▶ _What to work on_
Set the records down again in full, exactly as they are, apart from the images.

▶ _Material provided_
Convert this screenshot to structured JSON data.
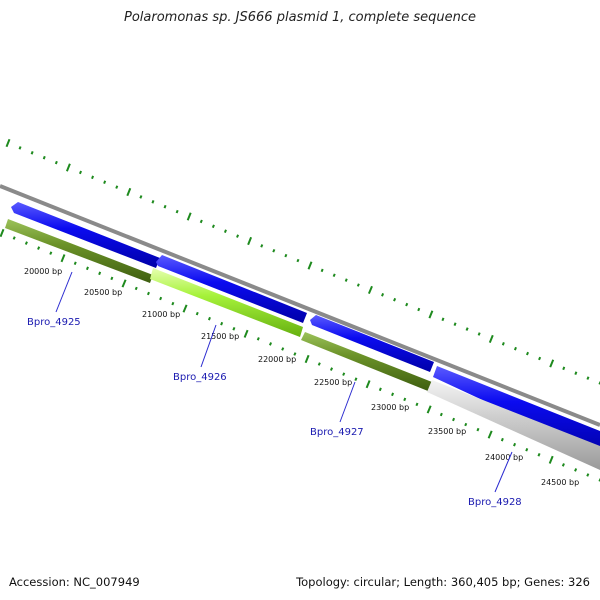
{
  "title": "Polaromonas sp. JS666 plasmid 1, complete sequence",
  "footer": {
    "accession": "Accession: NC_007949",
    "summary": "Topology: circular; Length: 360,405 bp; Genes: 326"
  },
  "colors": {
    "backbone": "#8a8a8a",
    "forward_gene": "#0b0bf0",
    "reverse_gene": "#5e8a1e",
    "reverse_gene_highlight": "#a6f23a",
    "reverse_gene_grey": "#c8c8c8",
    "tick": "#1e8a1e",
    "gene_label": "#1a1ab0"
  },
  "scale_labels": [
    "20000 bp",
    "20500 bp",
    "21000 bp",
    "21500 bp",
    "22000 bp",
    "22500 bp",
    "23000 bp",
    "23500 bp",
    "24000 bp",
    "24500 bp"
  ],
  "gene_labels": [
    "Bpro_4925",
    "Bpro_4926",
    "Bpro_4927",
    "Bpro_4928"
  ]
}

▶ _Completed exercise_
Convert this screenshot to structured JSON data.
{
  "title": "Polaromonas sp. JS666 plasmid 1, complete sequence",
  "footer": {
    "accession": "Accession: NC_007949",
    "summary": "Topology: circular; Length: 360,405 bp; Genes: 326"
  },
  "colors": {
    "backbone": "#8a8a8a",
    "forward_gene": "#0b0bf0",
    "reverse_gene": "#5e8a1e",
    "reverse_gene_highlight": "#a6f23a",
    "reverse_gene_grey": "#c8c8c8",
    "tick": "#1e8a1e",
    "gene_label": "#1a1ab0"
  },
  "scale_labels": [
    "20000 bp",
    "20500 bp",
    "21000 bp",
    "21500 bp",
    "22000 bp",
    "22500 bp",
    "23000 bp",
    "23500 bp",
    "24000 bp",
    "24500 bp"
  ],
  "gene_labels": [
    "Bpro_4925",
    "Bpro_4926",
    "Bpro_4927",
    "Bpro_4928"
  ]
}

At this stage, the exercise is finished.